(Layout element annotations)
+++++

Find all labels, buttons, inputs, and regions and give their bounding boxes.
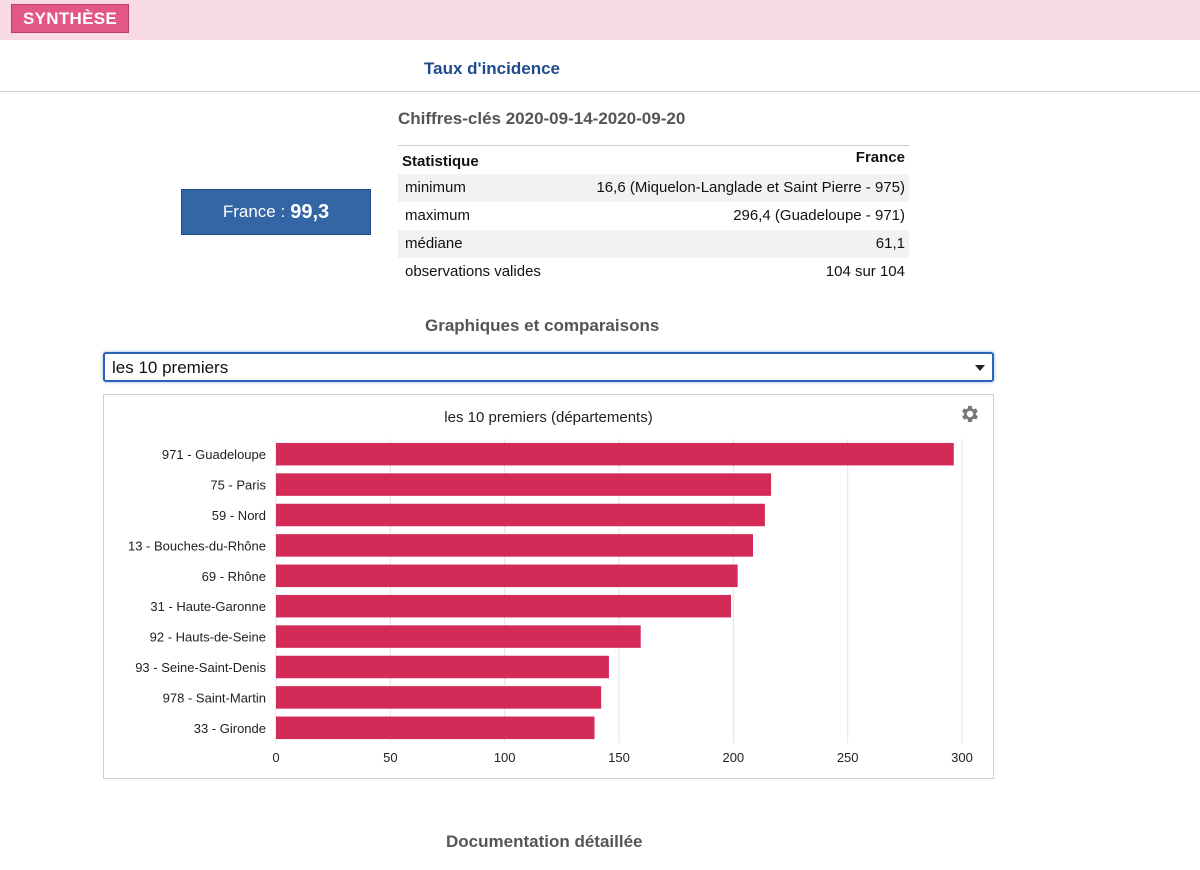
key-figures-title: Chiffres-clés 2020-09-14-2020-09-20 <box>398 109 686 128</box>
x-tick-label: 150 <box>608 750 630 765</box>
row-label: maximum <box>405 207 471 224</box>
france-label: France : <box>222 202 286 221</box>
x-tick-label: 200 <box>722 750 744 765</box>
x-tick-label: 250 <box>837 750 859 765</box>
row-value: 104 sur 104 <box>825 263 905 280</box>
category-label: 69 - Rhône <box>202 569 266 584</box>
key-figures-table: Statistique France minimum 16,6 (Miquelo… <box>398 145 909 286</box>
bar-chart: 0 50 100 150 200 250 300 971 - Guadeloupe 75 - P… <box>128 439 973 765</box>
category-label: 971 - Guadeloupe <box>162 447 266 462</box>
category-label: 33 - Gironde <box>194 721 266 736</box>
bar <box>276 503 765 527</box>
bar <box>276 594 732 618</box>
row-label: observations valides <box>405 263 541 280</box>
column-header-statistique: Statistique <box>398 145 559 174</box>
bar <box>276 716 595 740</box>
bar <box>276 686 602 709</box>
comparison-select[interactable]: les 10 premiers <box>103 352 994 382</box>
select-value: les 10 premiers <box>112 358 229 377</box>
divider <box>0 91 1200 92</box>
dropdown-arrow-icon[interactable] <box>975 365 985 371</box>
row-label: minimum <box>398 173 559 202</box>
bar <box>276 534 753 557</box>
documentation-title[interactable]: Documentation détaillée <box>446 832 643 851</box>
x-tick-label: 300 <box>951 750 973 765</box>
row-label: médiane <box>398 229 559 258</box>
category-label: 31 - Haute-Garonne <box>150 599 266 614</box>
bar <box>276 625 641 648</box>
chart-title: les 10 premiers (départements) <box>444 409 653 426</box>
bar <box>276 473 772 496</box>
france-value-box: France : 99,3 <box>181 189 371 235</box>
bar <box>276 655 609 679</box>
category-label: 13 - Bouches-du-Rhône <box>128 538 266 553</box>
graphs-title: Graphiques et comparaisons <box>425 316 660 335</box>
bar <box>276 442 954 466</box>
category-label: 92 - Hauts-de-Seine <box>150 630 266 645</box>
x-tick-label: 100 <box>494 750 516 765</box>
chart-container: les 10 premiers (départements) 0 50 100 150… <box>103 394 994 779</box>
row-value: 16,6 (Miquelon-Langlade et Saint Pierre … <box>558 173 909 202</box>
synthese-badge[interactable]: SYNTHÈSE <box>11 4 130 33</box>
category-label: 978 - Saint-Martin <box>163 690 266 705</box>
table-row: maximum 296,4 (Guadeloupe - 971) <box>398 202 909 230</box>
category-label: 75 - Paris <box>210 478 266 493</box>
table-row: minimum 16,6 (Miquelon-Langlade et Saint… <box>398 173 909 202</box>
top-bar: SYNTHÈSE <box>0 0 1200 40</box>
table-row: médiane 61,1 <box>398 229 909 258</box>
tab-taux-incidence[interactable]: Taux d'incidence <box>424 59 560 78</box>
row-value: 296,4 (Guadeloupe - 971) <box>733 207 905 224</box>
table-row: observations valides 104 sur 104 <box>398 258 909 286</box>
category-label: 59 - Nord <box>212 508 266 523</box>
category-label: 93 - Seine-Saint-Denis <box>135 660 266 675</box>
x-tick-label: 50 <box>383 750 397 765</box>
row-value: 61,1 <box>558 229 909 258</box>
bar <box>276 564 738 588</box>
gear-icon[interactable] <box>959 403 981 425</box>
x-tick-label: 0 <box>272 750 279 765</box>
france-value: 99,3 <box>290 200 330 223</box>
column-header-france: France <box>558 145 909 174</box>
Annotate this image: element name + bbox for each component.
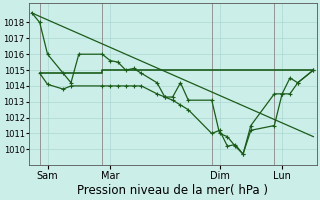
X-axis label: Pression niveau de la mer( hPa ): Pression niveau de la mer( hPa ) <box>77 184 268 197</box>
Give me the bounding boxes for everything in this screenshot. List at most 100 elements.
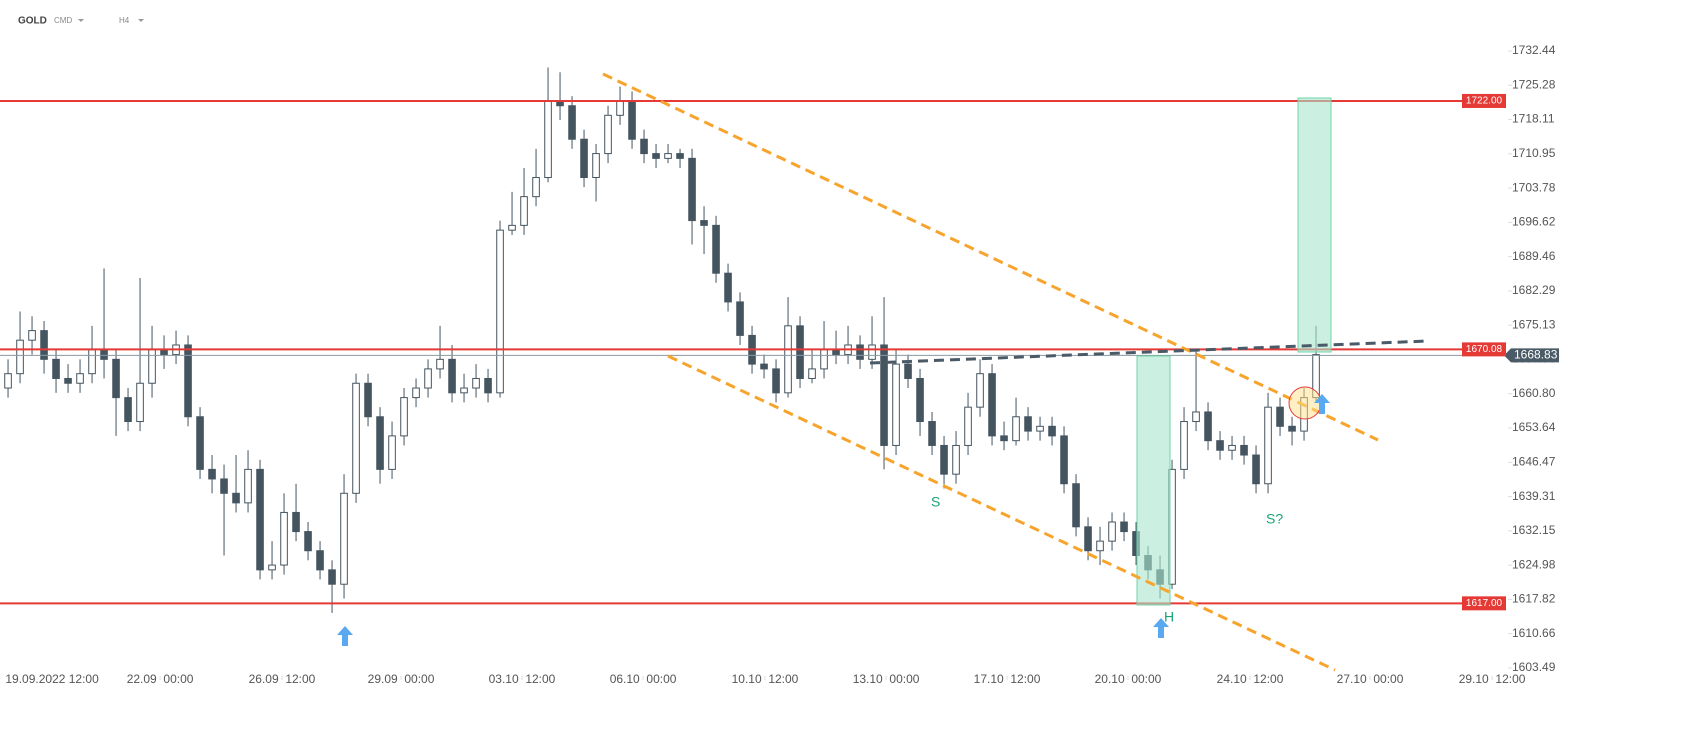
candle-body xyxy=(1288,425,1296,432)
candle-body xyxy=(412,387,420,399)
y-tick-label: 1646.47 xyxy=(1512,455,1556,469)
candle-body xyxy=(736,301,744,336)
y-tick-label: 1675.13 xyxy=(1512,317,1556,331)
candle-body xyxy=(328,569,336,585)
candle-body xyxy=(148,349,156,384)
candle-body xyxy=(316,550,324,571)
candle-body xyxy=(424,368,432,389)
y-tick-label: 1603.49 xyxy=(1512,660,1556,674)
y-tick-label: 1732.44 xyxy=(1512,43,1556,57)
candle-body xyxy=(1036,425,1044,432)
candle-body xyxy=(100,349,108,360)
candle-body xyxy=(868,344,876,360)
candle-body xyxy=(256,468,264,571)
candle-body xyxy=(1072,483,1080,528)
y-tick-label: 1682.29 xyxy=(1512,283,1556,297)
candle-body xyxy=(124,397,132,423)
candle-body xyxy=(1012,416,1020,442)
level-tag xyxy=(1462,93,1506,108)
x-tick-label: 13.10 00:00 xyxy=(853,672,920,686)
candle-body xyxy=(1000,435,1008,442)
channel-line xyxy=(667,354,1336,672)
y-tick-label: 1696.62 xyxy=(1512,215,1556,229)
x-tick-label: 27.10 00:00 xyxy=(1337,672,1404,686)
annotation: H xyxy=(1164,609,1174,625)
candle-body xyxy=(568,105,576,140)
candle-body xyxy=(628,100,636,140)
candle-body xyxy=(820,349,828,370)
x-tick-label: 29.09 00:00 xyxy=(368,672,435,686)
y-tick-label: 1660.80 xyxy=(1512,386,1556,400)
arrow-up xyxy=(1314,394,1330,414)
candle-body xyxy=(1252,454,1260,485)
candle-body xyxy=(664,153,672,159)
x-tick-label: 26.09 12:00 xyxy=(249,672,316,686)
market: CMD xyxy=(54,16,72,25)
candle-body xyxy=(856,344,864,360)
y-tick-label: 1624.98 xyxy=(1512,557,1556,571)
candle-body xyxy=(1276,406,1284,427)
candle-body xyxy=(1204,411,1212,442)
candle-body xyxy=(616,100,624,116)
drawings: S S? H xyxy=(337,72,1429,672)
y-tick-label: 1725.28 xyxy=(1512,77,1556,91)
y-tick-label: 1653.64 xyxy=(1512,420,1556,434)
candle-body xyxy=(76,373,84,384)
target-box xyxy=(1297,97,1332,353)
level-tag xyxy=(1462,342,1506,357)
candle-body xyxy=(520,196,528,226)
dropdown-icon[interactable] xyxy=(78,19,84,22)
candle-body xyxy=(1120,521,1128,533)
candle-body xyxy=(952,444,960,475)
dropdown-icon[interactable] xyxy=(138,19,144,22)
timeframe[interactable]: H4 xyxy=(119,16,130,25)
candle-body xyxy=(232,492,240,504)
candle-body xyxy=(676,153,684,159)
candle-body xyxy=(1240,444,1248,456)
symbol[interactable]: GOLD xyxy=(18,16,47,27)
candle-body xyxy=(580,138,588,179)
candle-body xyxy=(64,377,72,384)
current-price-label: 1668.83 xyxy=(1514,348,1558,362)
candle-body xyxy=(1228,444,1236,451)
candle-body xyxy=(304,531,312,552)
candle-body xyxy=(688,157,696,222)
level-label: 1722.00 xyxy=(1466,96,1503,107)
y-tick-label: 1617.82 xyxy=(1512,592,1556,606)
candle-body xyxy=(472,377,480,389)
candle-body xyxy=(292,511,300,533)
candle-body xyxy=(280,511,288,566)
y-tick-label: 1710.95 xyxy=(1512,146,1556,160)
x-tick-label: 06.10 00:00 xyxy=(610,672,677,686)
annotation: S xyxy=(931,494,940,510)
candle-body xyxy=(928,421,936,446)
x-tick-label: 20.10 00:00 xyxy=(1095,672,1162,686)
y-tick-label: 1610.66 xyxy=(1512,626,1556,640)
level-tag xyxy=(1462,596,1506,611)
candle-body xyxy=(28,330,36,341)
y-tick-label: 1639.31 xyxy=(1512,489,1556,503)
candle-body xyxy=(112,358,120,399)
candle-body xyxy=(364,382,372,418)
current-price-tag xyxy=(1504,348,1559,363)
candle-body xyxy=(964,406,972,446)
candle-body xyxy=(268,564,276,571)
x-tick-label: 17.10 12:00 xyxy=(974,672,1041,686)
candle-body xyxy=(784,325,792,394)
candle-body xyxy=(244,468,252,504)
candle-body xyxy=(340,492,348,585)
x-tick-label: 24.10 12:00 xyxy=(1217,672,1284,686)
arrow-up xyxy=(1153,618,1169,638)
candle-body xyxy=(976,373,984,408)
candle-body xyxy=(460,387,468,394)
candle-body xyxy=(808,368,816,379)
candle-body xyxy=(40,330,48,360)
candle-body xyxy=(52,358,60,379)
candle-body xyxy=(1108,521,1116,542)
candle-body xyxy=(376,416,384,470)
candle-body xyxy=(1192,411,1200,423)
candle-body xyxy=(1048,425,1056,437)
candle-body xyxy=(712,224,720,274)
candle-body xyxy=(352,382,360,494)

+++++

**EXERCISE INSTRUCTIONS**
Copy out the lines word for word, starting at the line containing "candle-body xyxy=(1288,425,1296,432)" and ending with the line containing "y-tick-label: 1660.80 xyxy=(1512,386,1556,400)", both included.

**TASK SOLUTION**
candle-body xyxy=(1288,425,1296,432)
candle-body xyxy=(412,387,420,399)
y-tick-label: 1646.47 xyxy=(1512,455,1556,469)
candle-body xyxy=(736,301,744,336)
y-tick-label: 1675.13 xyxy=(1512,317,1556,331)
candle-body xyxy=(328,569,336,585)
candle-body xyxy=(148,349,156,384)
candle-body xyxy=(316,550,324,571)
candle-body xyxy=(424,368,432,389)
y-tick-label: 1603.49 xyxy=(1512,660,1556,674)
y-tick-label: 1732.44 xyxy=(1512,43,1556,57)
candle-body xyxy=(1036,425,1044,432)
candle-body xyxy=(100,349,108,360)
candle-body xyxy=(868,344,876,360)
candle-body xyxy=(256,468,264,571)
candle-body xyxy=(1072,483,1080,528)
y-tick-label: 1682.29 xyxy=(1512,283,1556,297)
candle-body xyxy=(124,397,132,423)
candle-body xyxy=(1012,416,1020,442)
level-tag xyxy=(1462,93,1506,108)
x-tick-label: 13.10 00:00 xyxy=(853,672,920,686)
candle-body xyxy=(1000,435,1008,442)
channel-line xyxy=(667,354,1336,672)
y-tick-label: 1696.62 xyxy=(1512,215,1556,229)
x-tick-label: 27.10 00:00 xyxy=(1337,672,1404,686)
annotation: H xyxy=(1164,609,1174,625)
candle-body xyxy=(568,105,576,140)
candle-body xyxy=(628,100,636,140)
candle-body xyxy=(820,349,828,370)
x-tick-label: 29.09 00:00 xyxy=(368,672,435,686)
y-tick-label: 1660.80 xyxy=(1512,386,1556,400)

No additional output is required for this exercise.